## TO BE DONE
Every line that holds the string "reafon" is to be identified and copied.

## INFORMATION SUPPLIED
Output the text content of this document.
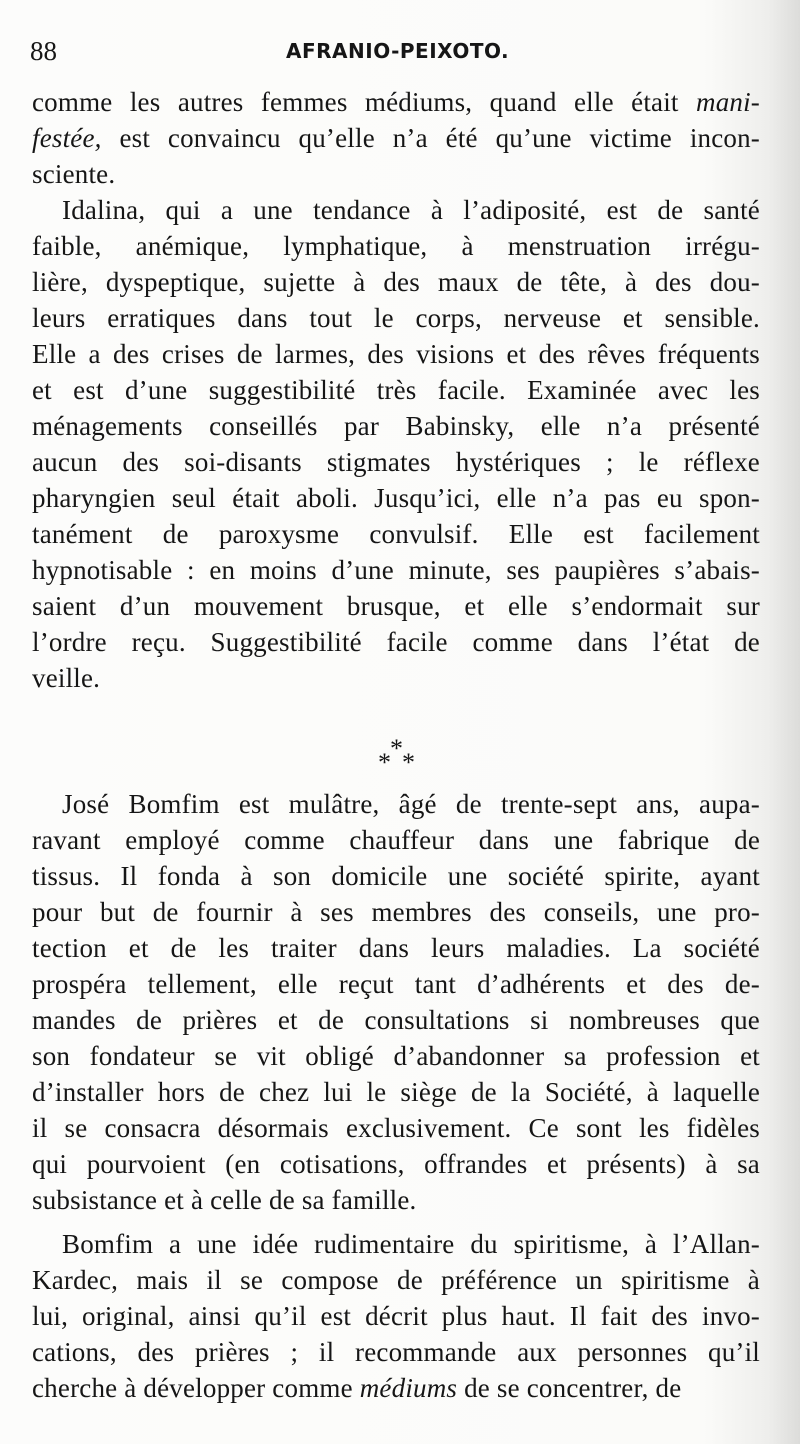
88	AFRANIO-PEIXOTO.
comme les autres femmes médiums, quand elle était mani-
festée, est convaincu qu’elle n’a été qu’une victime incon-
sciente.
Idalina, qui a une tendance à l’adiposité, est de santé
faible, anémique, lymphatique, à menstruation irrégu-
lière, dyspeptique, sujette à des maux de tête, à des dou-
leurs erratiques dans tout le corps, nerveuse et sensible.
Elle a des crises de larmes, des visions et des rêves fréquents
et est d’une suggestibilité très facile. Examinée avec les
ménagements conseillés par Babinsky, elle n’a présenté
aucun des soi-disants stigmates hystériques ; le réflexe
pharyngien seul était aboli. Jusqu’ici, elle n’a pas eu spon-
tanément de paroxysme convulsif. Elle est facilement
hypnotisable : en moins d’une minute, ses paupières s’abais-
saient d’un mouvement brusque, et elle s’endormait sur
l’ordre reçu. Suggestibilité facile comme dans l’état de
veille.
José Bomfim est mulâtre, âgé de trente-sept ans, aupa-
ravant employé comme chauffeur dans une fabrique de
tissus. Il fonda à son domicile une société spirite, ayant
pour but de fournir à ses membres des conseils, une pro-
tection et de les traiter dans leurs maladies. La société
prospéra tellement, elle reçut tant d’adhérents et des de-
mandes de prières et de consultations si nombreuses que
son fondateur se vit obligé d’abandonner sa profession et
d’installer hors de chez lui le siège de la Société, à laquelle
il se consacra désormais exclusivement. Ce sont les fidèles
qui pourvoient (en cotisations, offrandes et présents) à sa
subsistance et à celle de sa famille.
Bomfim a une idée rudimentaire du spiritisme, à l’Allan-
Kardec, mais il se compose de préférence un spiritisme à
lui, original, ainsi qu’il est décrit plus haut. Il fait des invo-
cations, des prières ; il recommande aux personnes qu’il
cherche à développer comme médiums de se concentrer, de
*
* *
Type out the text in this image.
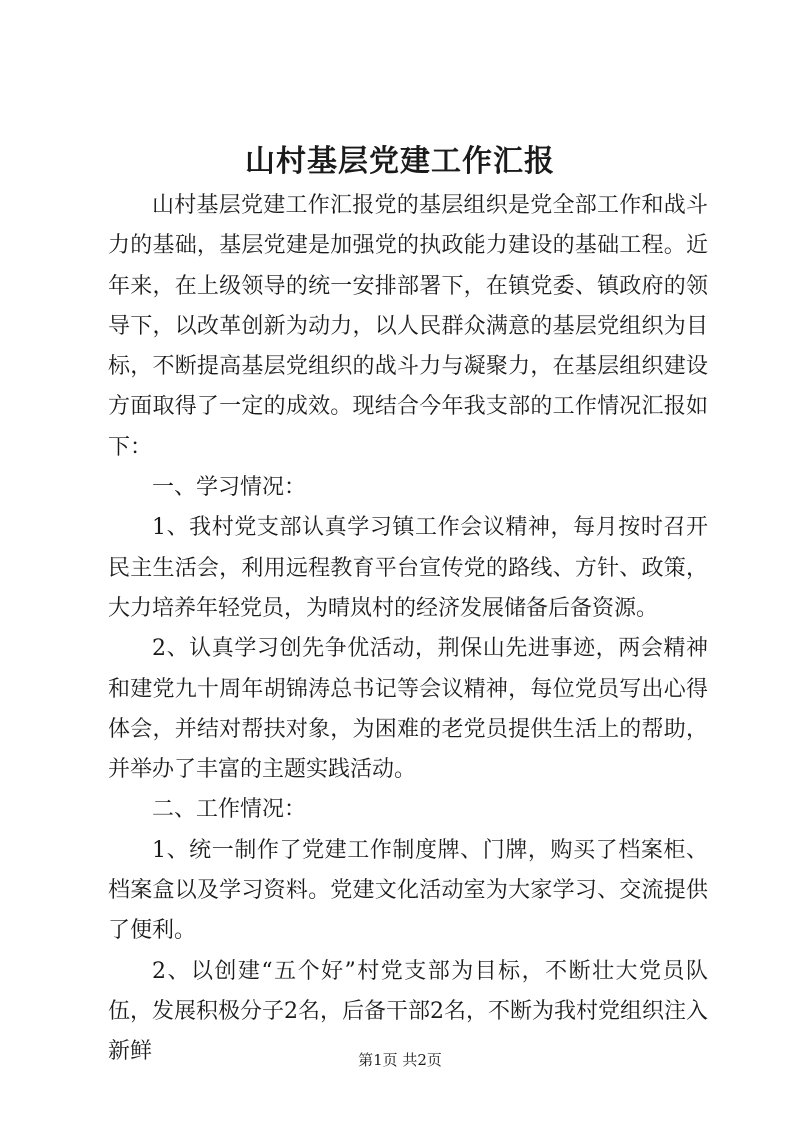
山村基层党建工作汇报

山村基层党建工作汇报党的基层组织是党全部工作和战斗力的基础，基层党建是加强党的执政能力建设的基础工程。近年来，在上级领导的统一安排部署下，在镇党委、镇政府的领导下，以改革创新为动力，以人民群众满意的基层党组织为目标，不断提高基层党组织的战斗力与凝聚力，在基层组织建设方面取得了一定的成效。现结合今年我支部的工作情况汇报如下：

一、学习情况：

1、我村党支部认真学习镇工作会议精神，每月按时召开民主生活会，利用远程教育平台宣传党的路线、方针、政策，大力培养年轻党员，为晴岚村的经济发展储备后备资源。

2、认真学习创先争优活动，荆保山先进事迹，两会精神和建党九十周年胡锦涛总书记等会议精神，每位党员写出心得体会，并结对帮扶对象，为困难的老党员提供生活上的帮助，并举办了丰富的主题实践活动。

二、工作情况：

1、统一制作了党建工作制度牌、门牌，购买了档案柜、档案盒以及学习资料。党建文化活动室为大家学习、交流提供了便利。

2、以创建“五个好”村党支部为目标，不断壮大党员队伍，发展积极分子2名，后备干部2名，不断为我村党组织注入新鲜	第1页 共2页
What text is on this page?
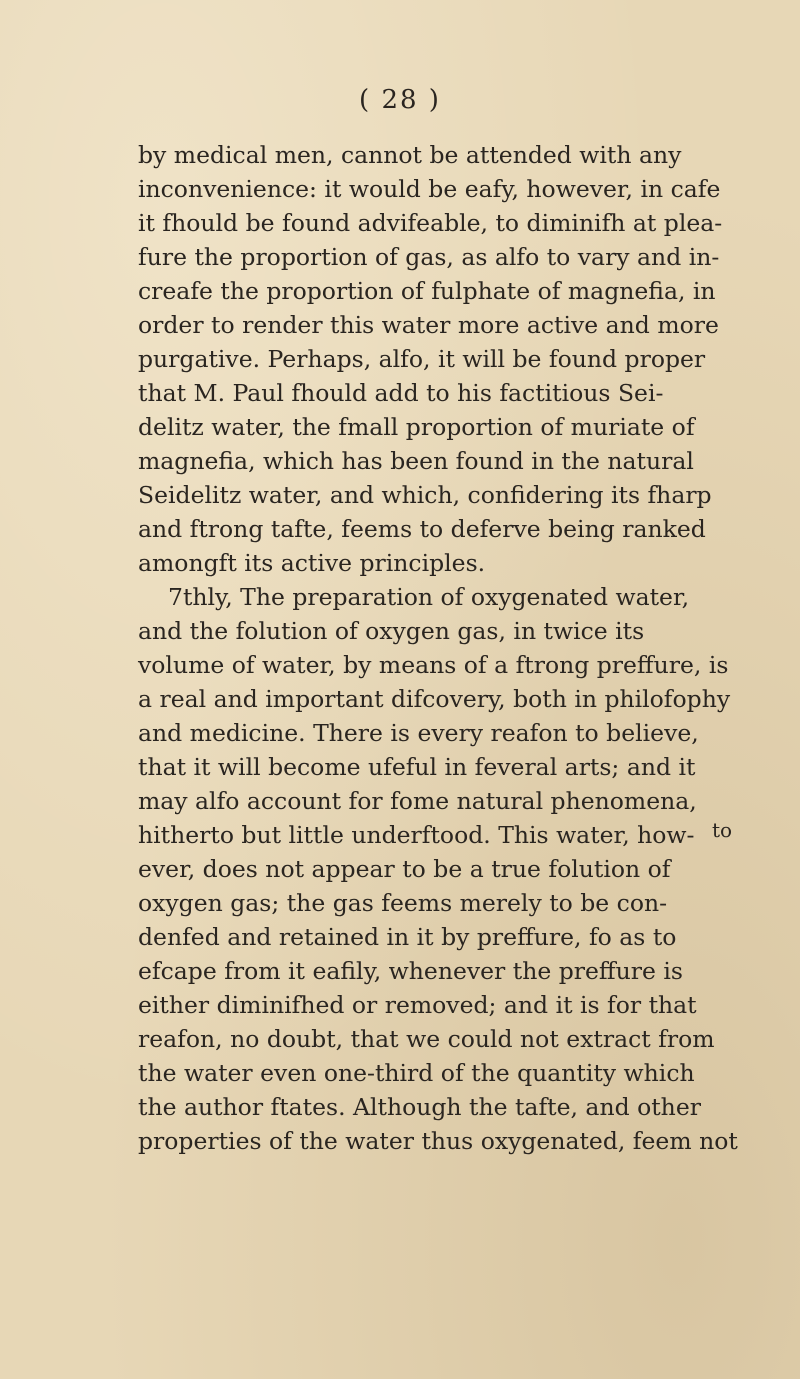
( 28 )
by medical men, cannot be attended with any
inconvenience: it would be eafy, however, in cafe
it fhould be found advifeable, to diminifh at plea-
fure the proportion of gas, as alfo to vary and in-
creafe the proportion of fulphate of magnefia, in
order to render this water more active and more
purgative. Perhaps, alfo, it will be found proper
that M. Paul fhould add to his factitious Sei-
delitz water, the fmall proportion of muriate of
magnefia, which has been found in the natural
Seidelitz water, and which, confidering its fharp
and ftrong tafte, feems to deferve being ranked
amongft its active principles.
7thly, The preparation of oxygenated water,
and the folution of oxygen gas, in twice its
volume of water, by means of a ftrong preffure, is
a real and important difcovery, both in philofophy
and medicine. There is every reafon to believe,
that it will become ufeful in feveral arts; and it
may alfo account for fome natural phenomena,
hitherto but little underftood. This water, how-
ever, does not appear to be a true folution of
oxygen gas; the gas feems merely to be con-
denfed and retained in it by preffure, fo as to
efcape from it eafily, whenever the preffure is
either diminifhed or removed; and it is for that
reafon, no doubt, that we could not extract from
the water even one-third of the quantity which
the author ftates. Although the tafte, and other
properties of the water thus oxygenated, feem not
to
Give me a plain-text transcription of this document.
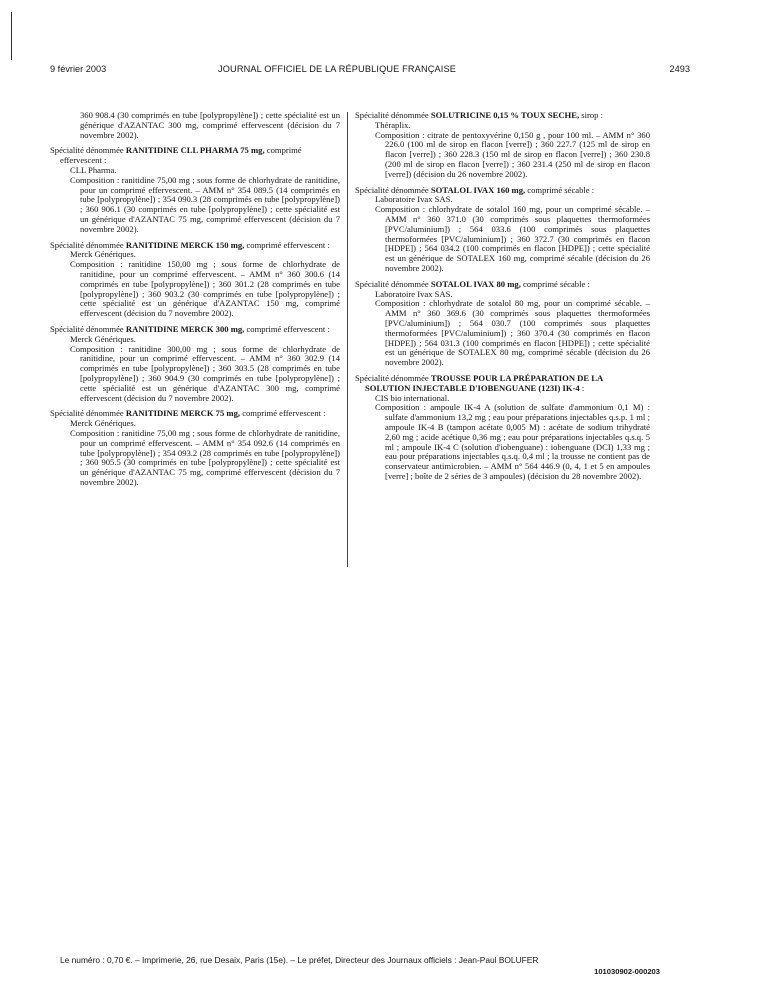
9 février 2003	JOURNAL OFFICIEL DE LA RÉPUBLIQUE FRANÇAISE	2493
360 908.4 (30 comprimés en tube [polypropylène]) ; cette spécialité est un générique d'AZANTAC 300 mg, comprimé effervescent (décision du 7 novembre 2002).
Spécialité dénommée RANITIDINE CLL PHARMA 75 mg, comprimé effervescent :
CLL Pharma.
Composition : ranitidine 75,00 mg ; sous forme de chlorhydrate de ranitidine, pour un comprimé effervescent. – AMM n° 354 089.5 (14 comprimés en tube [polypropylène]) ; 354 090.3 (28 comprimés en tube [polypropylène]) ; 360 906.1 (30 comprimés en tube [polypropylène]) ; cette spécialité est un générique d'AZANTAC 75 mg, comprimé effervescent (décision du 7 novembre 2002).
Spécialité dénommée RANITIDINE MERCK 150 mg, comprimé effervescent :
Merck Génériques.
Composition : ranitidine 150,00 mg ; sous forme de chlorhydrate de ranitidine, pour un comprimé effervescent. – AMM n° 360 300.6 (14 comprimés en tube [polypropylène]) ; 360 301.2 (28 comprimés en tube [polypropylène]) ; 360 903.2 (30 comprimés en tube [polypropylène]) ; cette spécialité est un générique d'AZANTAC 150 mg, comprimé effervescent (décision du 7 novembre 2002).
Spécialité dénommée RANITIDINE MERCK 300 mg, comprimé effervescent :
Merck Génériques.
Composition : ranitidine 300,00 mg ; sous forme de chlorhydrate de ranitidine, pour un comprimé effervescent. – AMM n° 360 302.9 (14 comprimés en tube [polypropylène]) ; 360 303.5 (28 comprimés en tube [polypropylène]) ; 360 904.9 (30 comprimés en tube [polypropylène]) ; cette spécialité est un générique d'AZANTAC 300 mg, comprimé effervescent (décision du 7 novembre 2002).
Spécialité dénommée RANITIDINE MERCK 75 mg, comprimé effervescent :
Merck Génériques.
Composition : ranitidine 75,00 mg ; sous forme de chlorhydrate de ranitidine, pour un comprimé effervescent. – AMM n° 354 092.6 (14 comprimés en tube [polypropylène]) ; 354 093.2 (28 comprimés en tube [polypropylène]) ; 360 905.5 (30 comprimés en tube [polypropylène]) ; cette spécialité est un générique d'AZANTAC 75 mg, comprimé effervescent (décision du 7 novembre 2002).
Spécialité dénommée SOLUTRICINE 0,15 % TOUX SECHE, sirop :
Théraplix.
Composition : citrate de pentoxyvérine 0,150 g , pour 100 ml. – AMM n° 360 226.0 (100 ml de sirop en flacon [verre]) ; 360 227.7 (125 ml de sirop en flacon [verre]) ; 360 228.3 (150 ml de sirop en flacon [verre]) ; 360 230.8 (200 ml de sirop en flacon [verre]) ; 360 231.4 (250 ml de sirop en flacon [verre]) (décision du 26 novembre 2002).
Spécialité dénommée SOTALOL IVAX 160 mg, comprimé sécable :
Laboratoire Ivax SAS.
Composition : chlorhydrate de sotalol 160 mg, pour un comprimé sécable. – AMM n° 360 371.0 (30 comprimés sous plaquettes thermoformées [PVC/aluminium]) ; 564 033.6 (100 comprimés sous plaquettes thermoformées [PVC/aluminium]) ; 360 372.7 (30 comprimés en flacon [HDPE]) ; 564 034.2 (100 comprimés en flacon [HDPE]) ; cette spécialité est un générique de SOTALEX 160 mg, comprimé sécable (décision du 26 novembre 2002).
Spécialité dénommée SOTALOL IVAX 80 mg, comprimé sécable :
Laboratoire Ivax SAS.
Composition : chlorhydrate de sotalol 80 mg, pour un comprimé sécable. – AMM n° 360 369.6 (30 comprimés sous plaquettes thermoformées [PVC/aluminium]) ; 564 030.7 (100 comprimés sous plaquettes thermoformées [PVC/aluminium]) ; 360 370.4 (30 comprimés en flacon [HDPE]) ; 564 031.3 (100 comprimés en flacon [HDPE]) ; cette spécialité est un générique de SOTALEX 80 mg, comprimé sécable (décision du 26 novembre 2002).
Spécialité dénommée TROUSSE POUR LA PRÉPARATION DE LA SOLUTION INJECTABLE D'IOBENGUANE (123I) IK-4 :
CIS bio international.
Composition : ampoule IK-4 A (solution de sulfate d'ammonium 0,1 M) : sulfate d'ammonium 13,2 mg ; eau pour préparations injectables q.s.p. 1 ml ; ampoule IK-4 B (tampon acétate 0,005 M) : acétate de sodium trihydraté 2,60 mg ; acide acétique 0,36 mg ; eau pour préparations injectables q.s.q. 5 ml ; ampoule IK-4 C (solution d'iobenguane) : iobenguane (DCI) 1,33 mg ; eau pour préparations injectables q.s.q. 0,4 ml ; la trousse ne contient pas de conservateur antimicrobien. – AMM n° 564 446.9 (0, 4, 1 et 5 en ampoules [verre] ; boîte de 2 séries de 3 ampoules) (décision du 28 novembre 2002).
Le numéro : 0,70 €. – Imprimerie, 26, rue Desaix, Paris (15e). – Le préfet, Directeur des Journaux officiels : Jean-Paul BOLUFER
101030902-000203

## RESULT FOR THIS TASK
and medicine. There is every reafon to believe,
reafon, no doubt, that we could not extract from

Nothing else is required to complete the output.